Written problem » Check each line of the data for "applicable" and select those that have it.

Information shown »
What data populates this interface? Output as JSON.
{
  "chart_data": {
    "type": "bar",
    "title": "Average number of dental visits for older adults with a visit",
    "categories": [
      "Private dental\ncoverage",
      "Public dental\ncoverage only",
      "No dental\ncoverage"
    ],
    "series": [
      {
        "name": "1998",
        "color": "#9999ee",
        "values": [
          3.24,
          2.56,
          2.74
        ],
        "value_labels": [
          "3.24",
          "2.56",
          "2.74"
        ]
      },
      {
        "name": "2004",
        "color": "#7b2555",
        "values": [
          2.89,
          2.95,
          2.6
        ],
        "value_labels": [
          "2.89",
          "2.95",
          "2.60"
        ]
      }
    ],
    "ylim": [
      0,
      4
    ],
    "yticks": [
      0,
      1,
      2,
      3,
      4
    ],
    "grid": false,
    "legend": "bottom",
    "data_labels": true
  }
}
--
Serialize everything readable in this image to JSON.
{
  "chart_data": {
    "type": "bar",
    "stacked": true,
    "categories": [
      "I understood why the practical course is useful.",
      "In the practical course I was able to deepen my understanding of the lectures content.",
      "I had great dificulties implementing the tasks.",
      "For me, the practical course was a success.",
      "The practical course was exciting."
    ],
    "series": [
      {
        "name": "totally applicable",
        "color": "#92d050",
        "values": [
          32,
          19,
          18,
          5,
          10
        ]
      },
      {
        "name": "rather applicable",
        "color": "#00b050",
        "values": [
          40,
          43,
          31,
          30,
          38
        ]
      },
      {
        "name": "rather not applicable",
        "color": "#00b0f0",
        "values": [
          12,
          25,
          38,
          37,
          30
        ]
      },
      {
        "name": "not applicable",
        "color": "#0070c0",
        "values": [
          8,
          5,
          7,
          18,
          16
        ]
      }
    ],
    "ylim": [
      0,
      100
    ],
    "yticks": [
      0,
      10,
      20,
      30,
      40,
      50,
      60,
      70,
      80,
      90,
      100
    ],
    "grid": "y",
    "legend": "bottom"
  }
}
---
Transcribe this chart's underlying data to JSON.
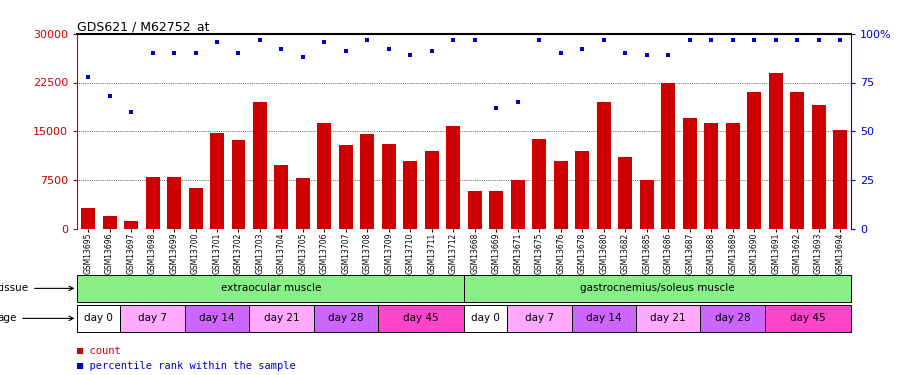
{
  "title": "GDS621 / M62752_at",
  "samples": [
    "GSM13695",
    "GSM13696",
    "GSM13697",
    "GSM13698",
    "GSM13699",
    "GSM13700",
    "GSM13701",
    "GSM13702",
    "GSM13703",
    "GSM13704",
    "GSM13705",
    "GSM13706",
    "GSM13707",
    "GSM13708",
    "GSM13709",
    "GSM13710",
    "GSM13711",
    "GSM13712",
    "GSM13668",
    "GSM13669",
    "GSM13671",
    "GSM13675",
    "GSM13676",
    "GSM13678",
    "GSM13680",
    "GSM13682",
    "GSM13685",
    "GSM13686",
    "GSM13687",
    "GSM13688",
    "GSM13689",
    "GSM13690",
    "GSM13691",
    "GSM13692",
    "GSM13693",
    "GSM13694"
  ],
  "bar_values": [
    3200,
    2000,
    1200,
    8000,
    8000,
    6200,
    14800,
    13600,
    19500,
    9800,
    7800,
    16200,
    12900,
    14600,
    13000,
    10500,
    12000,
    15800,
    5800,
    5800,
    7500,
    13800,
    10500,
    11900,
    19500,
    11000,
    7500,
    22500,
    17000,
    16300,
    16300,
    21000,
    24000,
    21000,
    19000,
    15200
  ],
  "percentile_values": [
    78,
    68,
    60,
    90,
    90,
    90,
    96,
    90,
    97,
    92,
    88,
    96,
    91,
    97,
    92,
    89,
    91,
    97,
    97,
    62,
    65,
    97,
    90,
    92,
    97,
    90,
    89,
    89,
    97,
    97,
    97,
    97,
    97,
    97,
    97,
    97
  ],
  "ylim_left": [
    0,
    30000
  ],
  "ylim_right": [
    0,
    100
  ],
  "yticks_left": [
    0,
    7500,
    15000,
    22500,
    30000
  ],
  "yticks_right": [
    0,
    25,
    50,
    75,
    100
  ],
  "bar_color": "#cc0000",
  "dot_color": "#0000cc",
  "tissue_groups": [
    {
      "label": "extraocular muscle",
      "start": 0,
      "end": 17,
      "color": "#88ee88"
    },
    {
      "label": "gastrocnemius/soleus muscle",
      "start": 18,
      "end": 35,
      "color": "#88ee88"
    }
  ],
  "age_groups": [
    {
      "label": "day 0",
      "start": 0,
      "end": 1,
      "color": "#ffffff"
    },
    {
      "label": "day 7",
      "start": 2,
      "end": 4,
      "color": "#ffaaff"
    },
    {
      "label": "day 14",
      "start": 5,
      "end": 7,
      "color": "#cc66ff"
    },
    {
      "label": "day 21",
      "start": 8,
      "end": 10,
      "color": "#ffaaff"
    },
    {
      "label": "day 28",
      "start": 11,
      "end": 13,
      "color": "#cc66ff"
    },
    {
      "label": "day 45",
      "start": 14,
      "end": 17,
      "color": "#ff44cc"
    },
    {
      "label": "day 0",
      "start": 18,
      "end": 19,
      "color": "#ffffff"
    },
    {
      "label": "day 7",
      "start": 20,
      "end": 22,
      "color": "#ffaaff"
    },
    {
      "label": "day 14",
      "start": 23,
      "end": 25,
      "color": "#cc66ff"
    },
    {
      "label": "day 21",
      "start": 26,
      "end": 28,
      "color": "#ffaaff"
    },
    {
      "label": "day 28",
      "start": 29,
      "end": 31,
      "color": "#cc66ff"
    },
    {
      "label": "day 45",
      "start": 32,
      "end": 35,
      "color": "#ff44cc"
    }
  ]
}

Solution to this problem »
        "name": "totally applicable",
        "name": "rather applicable",
        "name": "rather not applicable",
        "name": "not applicable",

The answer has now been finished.